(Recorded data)
● ● ● ● ●

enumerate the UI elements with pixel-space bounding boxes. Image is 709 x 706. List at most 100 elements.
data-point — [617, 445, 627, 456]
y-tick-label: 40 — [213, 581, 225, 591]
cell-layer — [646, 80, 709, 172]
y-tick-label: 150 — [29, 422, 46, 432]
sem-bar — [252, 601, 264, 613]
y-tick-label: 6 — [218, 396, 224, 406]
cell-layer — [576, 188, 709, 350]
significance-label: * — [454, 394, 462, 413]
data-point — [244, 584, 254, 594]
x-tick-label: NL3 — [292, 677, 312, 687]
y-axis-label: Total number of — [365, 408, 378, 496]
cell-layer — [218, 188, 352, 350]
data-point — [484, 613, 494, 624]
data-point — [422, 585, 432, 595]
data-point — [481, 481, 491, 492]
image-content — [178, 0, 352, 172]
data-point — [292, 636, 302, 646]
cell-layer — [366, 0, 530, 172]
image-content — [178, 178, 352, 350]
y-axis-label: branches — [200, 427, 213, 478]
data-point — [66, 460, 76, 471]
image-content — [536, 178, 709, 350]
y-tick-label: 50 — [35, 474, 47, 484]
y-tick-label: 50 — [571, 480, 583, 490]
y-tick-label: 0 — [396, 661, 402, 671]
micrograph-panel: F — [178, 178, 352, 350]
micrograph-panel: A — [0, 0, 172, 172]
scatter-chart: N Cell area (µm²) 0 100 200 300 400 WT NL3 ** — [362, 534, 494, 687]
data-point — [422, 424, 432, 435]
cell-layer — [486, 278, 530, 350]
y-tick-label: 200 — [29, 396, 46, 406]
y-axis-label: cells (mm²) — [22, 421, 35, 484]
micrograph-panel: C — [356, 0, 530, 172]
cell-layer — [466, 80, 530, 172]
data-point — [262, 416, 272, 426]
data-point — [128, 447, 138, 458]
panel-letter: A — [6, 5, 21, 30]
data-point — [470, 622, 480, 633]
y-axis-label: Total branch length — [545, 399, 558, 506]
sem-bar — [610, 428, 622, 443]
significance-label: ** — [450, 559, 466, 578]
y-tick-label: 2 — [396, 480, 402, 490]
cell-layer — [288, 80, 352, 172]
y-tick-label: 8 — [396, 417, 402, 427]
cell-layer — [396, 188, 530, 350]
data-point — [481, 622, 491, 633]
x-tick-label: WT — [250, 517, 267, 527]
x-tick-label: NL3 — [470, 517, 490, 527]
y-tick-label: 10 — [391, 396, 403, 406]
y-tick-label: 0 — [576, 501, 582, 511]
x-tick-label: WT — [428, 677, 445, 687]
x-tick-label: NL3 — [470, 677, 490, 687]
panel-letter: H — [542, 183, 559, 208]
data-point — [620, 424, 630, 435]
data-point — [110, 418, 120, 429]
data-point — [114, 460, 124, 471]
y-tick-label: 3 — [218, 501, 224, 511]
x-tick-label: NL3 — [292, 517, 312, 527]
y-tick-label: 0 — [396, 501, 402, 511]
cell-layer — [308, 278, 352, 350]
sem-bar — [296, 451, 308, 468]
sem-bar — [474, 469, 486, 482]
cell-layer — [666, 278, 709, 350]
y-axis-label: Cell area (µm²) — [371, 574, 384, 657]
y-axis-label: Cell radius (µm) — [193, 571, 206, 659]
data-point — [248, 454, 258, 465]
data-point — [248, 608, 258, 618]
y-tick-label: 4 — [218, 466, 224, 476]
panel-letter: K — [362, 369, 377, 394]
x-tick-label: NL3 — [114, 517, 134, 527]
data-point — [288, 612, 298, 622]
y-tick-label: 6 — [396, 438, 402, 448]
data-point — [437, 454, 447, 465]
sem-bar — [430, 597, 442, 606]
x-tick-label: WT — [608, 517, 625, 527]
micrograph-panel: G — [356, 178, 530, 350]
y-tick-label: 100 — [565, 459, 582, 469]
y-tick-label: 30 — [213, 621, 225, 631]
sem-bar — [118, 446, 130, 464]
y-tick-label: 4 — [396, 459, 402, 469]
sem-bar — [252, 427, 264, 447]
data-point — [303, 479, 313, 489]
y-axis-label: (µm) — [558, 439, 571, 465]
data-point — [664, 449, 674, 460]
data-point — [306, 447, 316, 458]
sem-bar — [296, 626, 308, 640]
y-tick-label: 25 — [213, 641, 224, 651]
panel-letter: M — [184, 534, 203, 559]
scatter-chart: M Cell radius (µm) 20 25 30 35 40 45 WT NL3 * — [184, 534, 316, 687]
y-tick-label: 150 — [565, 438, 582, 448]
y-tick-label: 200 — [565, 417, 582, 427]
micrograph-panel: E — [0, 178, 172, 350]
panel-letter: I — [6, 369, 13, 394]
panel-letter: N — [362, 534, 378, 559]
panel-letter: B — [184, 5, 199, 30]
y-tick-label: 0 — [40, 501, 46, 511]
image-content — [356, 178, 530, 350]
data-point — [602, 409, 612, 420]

● ● ● ● ●

Directions for this task →
The expected answer is a copy of each line above containing "scatter".

The completed task →
scatter-chart: N Cell area (µm²) 0 100 200 300 400 WT NL3 ** — [362, 534, 494, 687]
scatter-chart: M Cell radius (µm) 20 25 30 35 40 45 WT NL3 * — [184, 534, 316, 687]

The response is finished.